--- Raw records ---

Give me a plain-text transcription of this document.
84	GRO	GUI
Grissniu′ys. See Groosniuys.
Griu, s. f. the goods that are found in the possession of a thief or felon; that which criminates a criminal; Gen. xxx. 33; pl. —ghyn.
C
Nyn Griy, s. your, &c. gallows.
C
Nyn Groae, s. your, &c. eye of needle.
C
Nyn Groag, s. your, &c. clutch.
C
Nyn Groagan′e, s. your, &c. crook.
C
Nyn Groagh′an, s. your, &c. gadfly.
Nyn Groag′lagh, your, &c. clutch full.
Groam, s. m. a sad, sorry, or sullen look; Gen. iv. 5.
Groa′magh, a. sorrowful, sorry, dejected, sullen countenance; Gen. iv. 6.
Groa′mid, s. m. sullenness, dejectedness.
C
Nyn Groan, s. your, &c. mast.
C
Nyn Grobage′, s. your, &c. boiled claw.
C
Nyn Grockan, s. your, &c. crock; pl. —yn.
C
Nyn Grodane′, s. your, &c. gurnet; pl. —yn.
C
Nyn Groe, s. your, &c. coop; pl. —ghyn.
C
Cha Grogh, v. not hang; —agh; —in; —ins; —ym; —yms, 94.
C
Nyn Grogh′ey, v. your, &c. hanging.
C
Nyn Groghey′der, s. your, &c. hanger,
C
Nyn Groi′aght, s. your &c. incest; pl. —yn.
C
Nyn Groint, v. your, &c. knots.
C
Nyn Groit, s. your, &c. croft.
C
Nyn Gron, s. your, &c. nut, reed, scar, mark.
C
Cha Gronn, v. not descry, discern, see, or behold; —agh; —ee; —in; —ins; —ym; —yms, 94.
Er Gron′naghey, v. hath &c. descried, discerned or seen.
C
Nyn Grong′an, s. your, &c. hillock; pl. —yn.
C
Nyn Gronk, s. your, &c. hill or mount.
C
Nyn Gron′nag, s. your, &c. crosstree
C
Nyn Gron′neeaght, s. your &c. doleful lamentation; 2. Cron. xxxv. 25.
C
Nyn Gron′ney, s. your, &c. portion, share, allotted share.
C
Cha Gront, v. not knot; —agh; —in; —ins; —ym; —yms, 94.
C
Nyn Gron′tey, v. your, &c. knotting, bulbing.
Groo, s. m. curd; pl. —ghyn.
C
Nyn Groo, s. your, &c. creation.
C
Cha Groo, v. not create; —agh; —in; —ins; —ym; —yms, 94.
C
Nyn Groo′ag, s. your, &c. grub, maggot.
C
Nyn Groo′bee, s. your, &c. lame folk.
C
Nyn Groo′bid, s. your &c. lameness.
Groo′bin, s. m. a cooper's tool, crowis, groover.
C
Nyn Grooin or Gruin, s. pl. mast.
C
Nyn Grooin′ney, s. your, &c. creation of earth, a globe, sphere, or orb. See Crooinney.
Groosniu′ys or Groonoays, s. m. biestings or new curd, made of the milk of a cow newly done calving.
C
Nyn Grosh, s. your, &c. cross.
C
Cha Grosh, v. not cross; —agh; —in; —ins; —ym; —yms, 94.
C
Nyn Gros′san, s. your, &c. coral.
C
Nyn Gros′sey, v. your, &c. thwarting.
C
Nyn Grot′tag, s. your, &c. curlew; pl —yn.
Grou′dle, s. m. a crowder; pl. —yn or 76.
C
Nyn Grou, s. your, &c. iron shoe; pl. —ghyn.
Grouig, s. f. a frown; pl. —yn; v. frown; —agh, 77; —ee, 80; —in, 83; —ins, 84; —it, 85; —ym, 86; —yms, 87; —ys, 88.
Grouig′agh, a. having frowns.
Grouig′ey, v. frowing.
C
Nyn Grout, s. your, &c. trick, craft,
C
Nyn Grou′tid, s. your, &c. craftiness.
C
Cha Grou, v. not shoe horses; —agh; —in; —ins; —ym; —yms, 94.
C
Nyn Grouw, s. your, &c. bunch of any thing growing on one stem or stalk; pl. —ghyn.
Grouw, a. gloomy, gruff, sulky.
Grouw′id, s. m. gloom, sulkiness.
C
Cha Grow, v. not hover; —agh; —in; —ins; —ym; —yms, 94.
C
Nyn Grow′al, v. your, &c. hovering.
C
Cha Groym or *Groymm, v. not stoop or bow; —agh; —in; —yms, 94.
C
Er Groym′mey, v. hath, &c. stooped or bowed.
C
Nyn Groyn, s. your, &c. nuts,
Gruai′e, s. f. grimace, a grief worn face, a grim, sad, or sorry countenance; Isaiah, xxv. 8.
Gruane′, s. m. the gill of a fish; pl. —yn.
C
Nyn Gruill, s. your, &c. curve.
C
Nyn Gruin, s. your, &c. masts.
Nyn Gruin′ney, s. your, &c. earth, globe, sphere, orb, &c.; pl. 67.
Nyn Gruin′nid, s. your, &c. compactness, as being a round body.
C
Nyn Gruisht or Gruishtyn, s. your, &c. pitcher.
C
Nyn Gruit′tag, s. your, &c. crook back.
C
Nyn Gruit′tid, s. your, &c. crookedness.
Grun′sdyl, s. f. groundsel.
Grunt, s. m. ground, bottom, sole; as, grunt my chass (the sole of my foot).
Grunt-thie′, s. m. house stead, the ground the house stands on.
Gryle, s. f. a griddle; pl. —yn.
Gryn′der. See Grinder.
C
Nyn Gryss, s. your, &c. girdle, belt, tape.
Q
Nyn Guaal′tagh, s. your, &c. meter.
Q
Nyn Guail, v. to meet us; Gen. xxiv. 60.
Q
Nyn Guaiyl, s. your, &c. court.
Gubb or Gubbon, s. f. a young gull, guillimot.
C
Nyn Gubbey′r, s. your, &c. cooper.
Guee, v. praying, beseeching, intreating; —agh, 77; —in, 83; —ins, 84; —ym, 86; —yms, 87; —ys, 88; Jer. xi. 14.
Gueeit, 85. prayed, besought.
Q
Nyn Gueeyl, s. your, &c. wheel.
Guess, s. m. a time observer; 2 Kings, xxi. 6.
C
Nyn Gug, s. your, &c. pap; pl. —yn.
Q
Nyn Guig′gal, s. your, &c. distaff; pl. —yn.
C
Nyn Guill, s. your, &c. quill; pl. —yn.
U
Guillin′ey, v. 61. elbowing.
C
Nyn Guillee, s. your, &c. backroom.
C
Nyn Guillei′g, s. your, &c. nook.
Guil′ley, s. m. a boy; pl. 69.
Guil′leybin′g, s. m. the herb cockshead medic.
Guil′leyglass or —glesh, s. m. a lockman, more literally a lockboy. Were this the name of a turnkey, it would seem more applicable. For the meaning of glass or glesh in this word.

---

### Task directions
Show all lines from the records above where the word "creation" occurs.

### Full output
Nyn Groo, s. your, &c. creation.
Nyn Grooin′ney, s. your, &c. creation of earth, a globe, sphere, or orb. See Crooinney.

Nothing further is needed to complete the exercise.